Apr 25, 2019 | 11:27 AM

Carbon taxes aren’t the only way to fight climate change, says federal Environment Minister Catherine McKenna.

Speaking ahead of an international conservation conference, McKenna said protecting natural areas can go a long way toward slowing the progress and mitigating the impact of global warming.

“Nature isn’t linked to climate as much as it should be,” she said Tuesday, the day before the opening of the Nature Champions Summit in Montreal, which will bring together governments, businesses, Indigenous communities and non-governmental organizations.

“We’re connecting it to climate.”

Intact ecosystems can help protect communities against some of the worst impacts of climate change. Scientists often point to the role of wetlands in absorbing heavy rains or snowmelts, reducing flooding for homes and farms.

“How do you use natural protections to protect areas?” she asked. “We need to link these agendas a lot better.”

As well, landscapes such as natural forests store huge amounts of carbon — much more, studies have suggested, than replanted or farmed trees.

Activities:
**a)** From the news excerpt on nature and climate change, extract the passage between "Speaking ahead of" and "of global warming.", inclusive.
**b)** Please continue the news excerpt on nature and climate change, picking up right after its final sentence.

Recorded information:
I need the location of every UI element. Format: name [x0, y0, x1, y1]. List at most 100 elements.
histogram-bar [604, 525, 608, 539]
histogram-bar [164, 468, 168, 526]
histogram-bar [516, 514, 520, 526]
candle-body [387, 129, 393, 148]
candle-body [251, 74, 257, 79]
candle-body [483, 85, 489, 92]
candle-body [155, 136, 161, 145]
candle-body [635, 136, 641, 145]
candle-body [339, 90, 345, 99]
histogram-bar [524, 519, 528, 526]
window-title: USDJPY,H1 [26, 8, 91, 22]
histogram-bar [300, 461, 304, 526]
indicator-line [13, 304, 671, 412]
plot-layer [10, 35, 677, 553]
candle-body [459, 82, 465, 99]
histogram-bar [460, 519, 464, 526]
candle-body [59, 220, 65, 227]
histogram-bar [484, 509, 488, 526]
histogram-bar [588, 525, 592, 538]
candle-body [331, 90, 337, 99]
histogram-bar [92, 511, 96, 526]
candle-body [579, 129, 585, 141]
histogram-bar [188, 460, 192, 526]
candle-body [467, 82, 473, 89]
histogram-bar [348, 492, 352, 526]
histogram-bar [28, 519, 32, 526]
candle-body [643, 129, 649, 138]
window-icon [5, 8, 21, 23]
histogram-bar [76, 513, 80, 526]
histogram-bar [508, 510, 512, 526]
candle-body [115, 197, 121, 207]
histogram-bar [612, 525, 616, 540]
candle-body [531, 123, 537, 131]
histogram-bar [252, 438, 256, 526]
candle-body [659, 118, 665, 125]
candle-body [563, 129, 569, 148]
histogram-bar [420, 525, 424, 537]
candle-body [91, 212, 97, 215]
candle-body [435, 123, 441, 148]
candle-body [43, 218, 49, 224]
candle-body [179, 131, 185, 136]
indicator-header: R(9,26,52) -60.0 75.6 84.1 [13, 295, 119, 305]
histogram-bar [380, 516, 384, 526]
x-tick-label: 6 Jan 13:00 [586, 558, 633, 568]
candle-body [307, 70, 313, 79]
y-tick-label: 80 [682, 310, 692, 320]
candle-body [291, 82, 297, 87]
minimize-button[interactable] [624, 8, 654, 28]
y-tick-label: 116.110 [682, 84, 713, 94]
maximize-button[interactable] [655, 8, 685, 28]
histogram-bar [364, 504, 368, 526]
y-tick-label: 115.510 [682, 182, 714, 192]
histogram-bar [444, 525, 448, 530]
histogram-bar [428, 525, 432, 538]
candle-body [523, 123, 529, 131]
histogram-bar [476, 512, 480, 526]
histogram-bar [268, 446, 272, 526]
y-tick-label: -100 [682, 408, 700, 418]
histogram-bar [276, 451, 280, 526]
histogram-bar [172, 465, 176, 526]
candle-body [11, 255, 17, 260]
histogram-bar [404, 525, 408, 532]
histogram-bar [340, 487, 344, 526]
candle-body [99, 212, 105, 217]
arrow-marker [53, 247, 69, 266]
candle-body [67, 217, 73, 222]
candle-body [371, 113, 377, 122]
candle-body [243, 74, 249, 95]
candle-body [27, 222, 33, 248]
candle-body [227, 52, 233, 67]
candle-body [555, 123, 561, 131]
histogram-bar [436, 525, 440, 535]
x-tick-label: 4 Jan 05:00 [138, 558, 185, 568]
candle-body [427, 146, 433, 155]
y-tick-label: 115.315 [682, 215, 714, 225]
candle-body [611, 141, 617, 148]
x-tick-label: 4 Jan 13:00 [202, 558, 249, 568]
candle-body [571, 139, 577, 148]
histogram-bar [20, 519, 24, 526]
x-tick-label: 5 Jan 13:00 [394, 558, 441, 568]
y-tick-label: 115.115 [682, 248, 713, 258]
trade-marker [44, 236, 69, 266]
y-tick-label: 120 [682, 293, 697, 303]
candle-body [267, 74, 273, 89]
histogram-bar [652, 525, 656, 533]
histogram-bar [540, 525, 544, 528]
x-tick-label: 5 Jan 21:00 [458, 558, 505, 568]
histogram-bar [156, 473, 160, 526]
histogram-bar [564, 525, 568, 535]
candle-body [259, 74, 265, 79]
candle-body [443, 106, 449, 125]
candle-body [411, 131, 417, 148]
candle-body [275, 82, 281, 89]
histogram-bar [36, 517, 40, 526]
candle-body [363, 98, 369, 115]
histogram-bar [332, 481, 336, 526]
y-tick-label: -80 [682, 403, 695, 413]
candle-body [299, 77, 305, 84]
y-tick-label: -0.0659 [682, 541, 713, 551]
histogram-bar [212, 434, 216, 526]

Per-task answers:
**a)**
Speaking ahead of an international conservation conference, McKenna said protecting natural areas can go a long way toward slowing the progress and mitigating the impact of global warming.

**b)**
“We need to look at how we’re going to store carbon,” McKenna said. “Nature is a very effective way to store carbon, everywhere from grasslands to mangroves.”

Three protected areas currently under consideration hold the carbon equivalent to 15 years of Canada’s annual industrial GHG emissions at 2017 levels.

It’s certainly easier politics.

The federal carbon tax has been relentlessly controversial. A recent Abacus poll found only 59 per cent of Canadians believed it to be the right direction. Several premiers are lined up against it in court.

On the other hand, an Abacus poll released Tuesday found almost nine out of 10 Canadians support federal conservation commitments. The same poll suggests more than two-thirds of Canadians back Indigenous protected areas and Indigenous Guardians programs to help manage protected lands.

“Conservation unites Canadians,” said Abacus CEO David Coletto. “It’s rare to see this kind of consensus on issues, but people overwhelmingly agree the country should do more to conserve nature.”

Not that McKenna’s backing away from the tax.

“You’ve got to be doing things across the board. We need to put a price on pollution because if it’s free to pollute, there’ll be more pollution. But you have to do a whole range of other things.” 

Nature, however, is nicer.

“Nature is an agenda that everyone can get around,” McKenna said.

Also on Tuesday, McKenna announced a four-year, $100-million commitment to preserve environmentally valuable areas on private land. That money is to be tripled through matching private donations and is anticipated to protect about 200,000 hectares.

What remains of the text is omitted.